WHAT YOU ARE ASKED TO DO: Write out all of the entries exactly as given.

▼

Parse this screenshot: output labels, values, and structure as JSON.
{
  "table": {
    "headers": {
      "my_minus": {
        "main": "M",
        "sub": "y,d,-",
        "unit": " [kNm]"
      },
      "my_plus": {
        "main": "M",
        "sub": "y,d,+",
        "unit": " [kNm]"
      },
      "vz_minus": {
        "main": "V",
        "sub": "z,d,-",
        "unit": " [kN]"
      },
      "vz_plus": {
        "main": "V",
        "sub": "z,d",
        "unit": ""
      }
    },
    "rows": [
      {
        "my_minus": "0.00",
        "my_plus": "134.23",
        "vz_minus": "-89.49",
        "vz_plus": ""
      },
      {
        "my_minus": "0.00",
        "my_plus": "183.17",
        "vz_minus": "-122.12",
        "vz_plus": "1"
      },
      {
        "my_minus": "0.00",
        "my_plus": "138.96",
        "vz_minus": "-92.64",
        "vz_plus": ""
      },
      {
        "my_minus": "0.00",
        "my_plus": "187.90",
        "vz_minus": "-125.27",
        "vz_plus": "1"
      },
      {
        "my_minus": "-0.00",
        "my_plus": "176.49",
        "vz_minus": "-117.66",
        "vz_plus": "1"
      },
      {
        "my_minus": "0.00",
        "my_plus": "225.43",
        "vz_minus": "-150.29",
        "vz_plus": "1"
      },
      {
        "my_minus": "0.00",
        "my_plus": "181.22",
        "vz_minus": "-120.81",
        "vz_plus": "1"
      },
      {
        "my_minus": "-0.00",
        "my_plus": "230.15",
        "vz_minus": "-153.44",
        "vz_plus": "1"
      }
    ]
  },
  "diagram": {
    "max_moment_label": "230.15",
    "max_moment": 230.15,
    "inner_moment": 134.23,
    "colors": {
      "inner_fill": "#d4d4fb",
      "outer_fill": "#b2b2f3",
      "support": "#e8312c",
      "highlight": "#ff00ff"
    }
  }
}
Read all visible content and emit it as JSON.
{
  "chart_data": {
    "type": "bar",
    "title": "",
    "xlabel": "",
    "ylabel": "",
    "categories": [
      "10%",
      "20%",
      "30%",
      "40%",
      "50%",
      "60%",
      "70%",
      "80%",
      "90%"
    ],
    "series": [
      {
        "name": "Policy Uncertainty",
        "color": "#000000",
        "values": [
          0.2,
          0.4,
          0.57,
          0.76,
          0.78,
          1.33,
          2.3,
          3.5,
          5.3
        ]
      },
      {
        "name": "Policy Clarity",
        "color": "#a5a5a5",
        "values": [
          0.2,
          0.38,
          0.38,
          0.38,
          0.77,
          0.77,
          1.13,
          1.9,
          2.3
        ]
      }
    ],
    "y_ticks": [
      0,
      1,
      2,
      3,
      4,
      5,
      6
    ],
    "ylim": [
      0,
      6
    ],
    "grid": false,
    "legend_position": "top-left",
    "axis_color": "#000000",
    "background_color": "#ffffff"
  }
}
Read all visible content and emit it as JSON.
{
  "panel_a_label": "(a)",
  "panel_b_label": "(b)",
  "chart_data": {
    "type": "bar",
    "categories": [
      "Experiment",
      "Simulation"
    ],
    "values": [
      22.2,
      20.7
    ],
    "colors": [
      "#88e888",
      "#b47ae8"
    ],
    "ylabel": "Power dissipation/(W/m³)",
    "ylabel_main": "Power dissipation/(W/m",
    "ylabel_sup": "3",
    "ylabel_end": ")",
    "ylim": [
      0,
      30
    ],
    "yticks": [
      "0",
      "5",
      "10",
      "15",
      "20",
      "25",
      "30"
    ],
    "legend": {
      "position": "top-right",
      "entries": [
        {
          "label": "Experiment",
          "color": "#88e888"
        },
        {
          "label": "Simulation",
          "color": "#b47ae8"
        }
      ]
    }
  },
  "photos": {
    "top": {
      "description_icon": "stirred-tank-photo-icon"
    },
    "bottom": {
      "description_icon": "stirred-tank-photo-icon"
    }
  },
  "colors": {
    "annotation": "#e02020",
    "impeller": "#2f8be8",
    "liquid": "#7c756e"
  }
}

▲

RESPONSE FOR THIS EXERCISE:
Parse this screenshot: output labels, values, and structure as JSON.
{
  "table": {
    "headers": {
      "my_minus": {
        "main": "M",
        "sub": "y,d,-",
        "unit": " [kNm]"
      },
      "my_plus": {
        "main": "M",
        "sub": "y,d,+",
        "unit": " [kNm]"
      },
      "vz_minus": {
        "main": "V",
        "sub": "z,d,-",
        "unit": " [kN]"
      },
      "vz_plus": {
        "main": "V",
        "sub": "z,d",
        "unit": ""
      }
    },
    "rows": [
      {
        "my_minus": "0.00",
        "my_plus": "134.23",
        "vz_minus": "-89.49",
        "vz_plus": ""
      },
      {
        "my_minus": "0.00",
        "my_plus": "183.17",
        "vz_minus": "-122.12",
        "vz_plus": "1"
      },
      {
        "my_minus": "0.00",
        "my_plus": "138.96",
        "vz_minus": "-92.64",
        "vz_plus": ""
      },
      {
        "my_minus": "0.00",
        "my_plus": "187.90",
        "vz_minus": "-125.27",
        "vz_plus": "1"
      },
      {
        "my_minus": "-0.00",
        "my_plus": "176.49",
        "vz_minus": "-117.66",
        "vz_plus": "1"
      },
      {
        "my_minus": "0.00",
        "my_plus": "225.43",
        "vz_minus": "-150.29",
        "vz_plus": "1"
      },
      {
        "my_minus": "0.00",
        "my_plus": "181.22",
        "vz_minus": "-120.81",
        "vz_plus": "1"
      },
      {
        "my_minus": "-0.00",
        "my_plus": "230.15",
        "vz_minus": "-153.44",
        "vz_plus": "1"
      }
    ]
  },
  "diagram": {
    "max_moment_label": "230.15",
    "max_moment": 230.15,
    "inner_moment": 134.23,
    "colors": {
      "inner_fill": "#d4d4fb",
      "outer_fill": "#b2b2f3",
      "support": "#e8312c",
      "highlight": "#ff00ff"
    }
  }
}
Read all visible content and emit it as JSON.
{
  "chart_data": {
    "type": "bar",
    "title": "",
    "xlabel": "",
    "ylabel": "",
    "categories": [
      "10%",
      "20%",
      "30%",
      "40%",
      "50%",
      "60%",
      "70%",
      "80%",
      "90%"
    ],
    "series": [
      {
        "name": "Policy Uncertainty",
        "color": "#000000",
        "values": [
          0.2,
          0.4,
          0.57,
          0.76,
          0.78,
          1.33,
          2.3,
          3.5,
          5.3
        ]
      },
      {
        "name": "Policy Clarity",
        "color": "#a5a5a5",
        "values": [
          0.2,
          0.38,
          0.38,
          0.38,
          0.77,
          0.77,
          1.13,
          1.9,
          2.3
        ]
      }
    ],
    "y_ticks": [
      0,
      1,
      2,
      3,
      4,
      5,
      6
    ],
    "ylim": [
      0,
      6
    ],
    "grid": false,
    "legend_position": "top-left",
    "axis_color": "#000000",
    "background_color": "#ffffff"
  }
}
Read all visible content and emit it as JSON.
{
  "panel_a_label": "(a)",
  "panel_b_label": "(b)",
  "chart_data": {
    "type": "bar",
    "categories": [
      "Experiment",
      "Simulation"
    ],
    "values": [
      22.2,
      20.7
    ],
    "colors": [
      "#88e888",
      "#b47ae8"
    ],
    "ylabel": "Power dissipation/(W/m³)",
    "ylabel_main": "Power dissipation/(W/m",
    "ylabel_sup": "3",
    "ylabel_end": ")",
    "ylim": [
      0,
      30
    ],
    "yticks": [
      "0",
      "5",
      "10",
      "15",
      "20",
      "25",
      "30"
    ],
    "legend": {
      "position": "top-right",
      "entries": [
        {
          "label": "Experiment",
          "color": "#88e888"
        },
        {
          "label": "Simulation",
          "color": "#b47ae8"
        }
      ]
    }
  },
  "photos": {
    "top": {
      "description_icon": "stirred-tank-photo-icon"
    },
    "bottom": {
      "description_icon": "stirred-tank-photo-icon"
    }
  },
  "colors": {
    "annotation": "#e02020",
    "impeller": "#2f8be8",
    "liquid": "#7c756e"
  }
}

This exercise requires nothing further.